> _GIVEN EXERCISE_
The entries below are to be repeated exactly as they stand.

> _DATA SHOWN_
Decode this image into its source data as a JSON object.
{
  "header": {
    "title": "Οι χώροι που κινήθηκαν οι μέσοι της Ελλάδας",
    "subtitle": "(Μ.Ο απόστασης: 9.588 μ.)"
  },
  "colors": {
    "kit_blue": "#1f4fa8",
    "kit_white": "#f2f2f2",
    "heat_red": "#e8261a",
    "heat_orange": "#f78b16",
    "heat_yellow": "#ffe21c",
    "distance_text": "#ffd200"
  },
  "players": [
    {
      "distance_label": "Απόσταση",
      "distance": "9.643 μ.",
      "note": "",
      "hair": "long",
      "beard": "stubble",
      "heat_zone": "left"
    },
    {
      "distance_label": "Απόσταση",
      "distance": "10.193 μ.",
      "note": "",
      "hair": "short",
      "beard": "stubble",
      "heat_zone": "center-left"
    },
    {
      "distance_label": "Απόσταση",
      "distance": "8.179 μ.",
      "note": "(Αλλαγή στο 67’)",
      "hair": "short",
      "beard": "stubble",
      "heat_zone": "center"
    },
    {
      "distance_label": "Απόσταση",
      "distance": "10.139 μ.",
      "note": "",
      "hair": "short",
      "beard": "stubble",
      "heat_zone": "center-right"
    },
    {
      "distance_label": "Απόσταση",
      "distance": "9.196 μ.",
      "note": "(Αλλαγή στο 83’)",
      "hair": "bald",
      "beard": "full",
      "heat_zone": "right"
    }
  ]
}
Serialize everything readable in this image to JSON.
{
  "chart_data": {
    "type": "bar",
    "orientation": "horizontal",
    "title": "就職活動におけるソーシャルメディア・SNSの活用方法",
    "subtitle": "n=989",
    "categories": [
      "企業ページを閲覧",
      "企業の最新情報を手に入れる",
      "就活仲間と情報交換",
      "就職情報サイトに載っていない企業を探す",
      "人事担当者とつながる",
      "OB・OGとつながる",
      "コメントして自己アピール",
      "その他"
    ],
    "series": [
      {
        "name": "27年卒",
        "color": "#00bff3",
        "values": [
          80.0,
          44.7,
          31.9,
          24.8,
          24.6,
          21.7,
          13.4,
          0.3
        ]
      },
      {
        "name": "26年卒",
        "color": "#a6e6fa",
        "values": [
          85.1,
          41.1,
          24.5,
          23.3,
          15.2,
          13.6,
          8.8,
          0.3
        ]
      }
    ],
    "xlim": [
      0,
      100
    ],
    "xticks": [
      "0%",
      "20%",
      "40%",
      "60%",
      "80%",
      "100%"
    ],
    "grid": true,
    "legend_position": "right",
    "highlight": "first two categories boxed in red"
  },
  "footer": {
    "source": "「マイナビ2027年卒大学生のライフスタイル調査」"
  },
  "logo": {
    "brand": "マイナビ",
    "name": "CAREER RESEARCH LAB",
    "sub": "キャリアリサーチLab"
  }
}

> _RESULT BELOW_
Decode this image into its source data as a JSON object.
{
  "header": {
    "title": "Οι χώροι που κινήθηκαν οι μέσοι της Ελλάδας",
    "subtitle": "(Μ.Ο απόστασης: 9.588 μ.)"
  },
  "colors": {
    "kit_blue": "#1f4fa8",
    "kit_white": "#f2f2f2",
    "heat_red": "#e8261a",
    "heat_orange": "#f78b16",
    "heat_yellow": "#ffe21c",
    "distance_text": "#ffd200"
  },
  "players": [
    {
      "distance_label": "Απόσταση",
      "distance": "9.643 μ.",
      "note": "",
      "hair": "long",
      "beard": "stubble",
      "heat_zone": "left"
    },
    {
      "distance_label": "Απόσταση",
      "distance": "10.193 μ.",
      "note": "",
      "hair": "short",
      "beard": "stubble",
      "heat_zone": "center-left"
    },
    {
      "distance_label": "Απόσταση",
      "distance": "8.179 μ.",
      "note": "(Αλλαγή στο 67’)",
      "hair": "short",
      "beard": "stubble",
      "heat_zone": "center"
    },
    {
      "distance_label": "Απόσταση",
      "distance": "10.139 μ.",
      "note": "",
      "hair": "short",
      "beard": "stubble",
      "heat_zone": "center-right"
    },
    {
      "distance_label": "Απόσταση",
      "distance": "9.196 μ.",
      "note": "(Αλλαγή στο 83’)",
      "hair": "bald",
      "beard": "full",
      "heat_zone": "right"
    }
  ]
}
Serialize everything readable in this image to JSON.
{
  "chart_data": {
    "type": "bar",
    "orientation": "horizontal",
    "title": "就職活動におけるソーシャルメディア・SNSの活用方法",
    "subtitle": "n=989",
    "categories": [
      "企業ページを閲覧",
      "企業の最新情報を手に入れる",
      "就活仲間と情報交換",
      "就職情報サイトに載っていない企業を探す",
      "人事担当者とつながる",
      "OB・OGとつながる",
      "コメントして自己アピール",
      "その他"
    ],
    "series": [
      {
        "name": "27年卒",
        "color": "#00bff3",
        "values": [
          80.0,
          44.7,
          31.9,
          24.8,
          24.6,
          21.7,
          13.4,
          0.3
        ]
      },
      {
        "name": "26年卒",
        "color": "#a6e6fa",
        "values": [
          85.1,
          41.1,
          24.5,
          23.3,
          15.2,
          13.6,
          8.8,
          0.3
        ]
      }
    ],
    "xlim": [
      0,
      100
    ],
    "xticks": [
      "0%",
      "20%",
      "40%",
      "60%",
      "80%",
      "100%"
    ],
    "grid": true,
    "legend_position": "right",
    "highlight": "first two categories boxed in red"
  },
  "footer": {
    "source": "「マイナビ2027年卒大学生のライフスタイル調査」"
  },
  "logo": {
    "brand": "マイナビ",
    "name": "CAREER RESEARCH LAB",
    "sub": "キャリアリサーチLab"
  }
}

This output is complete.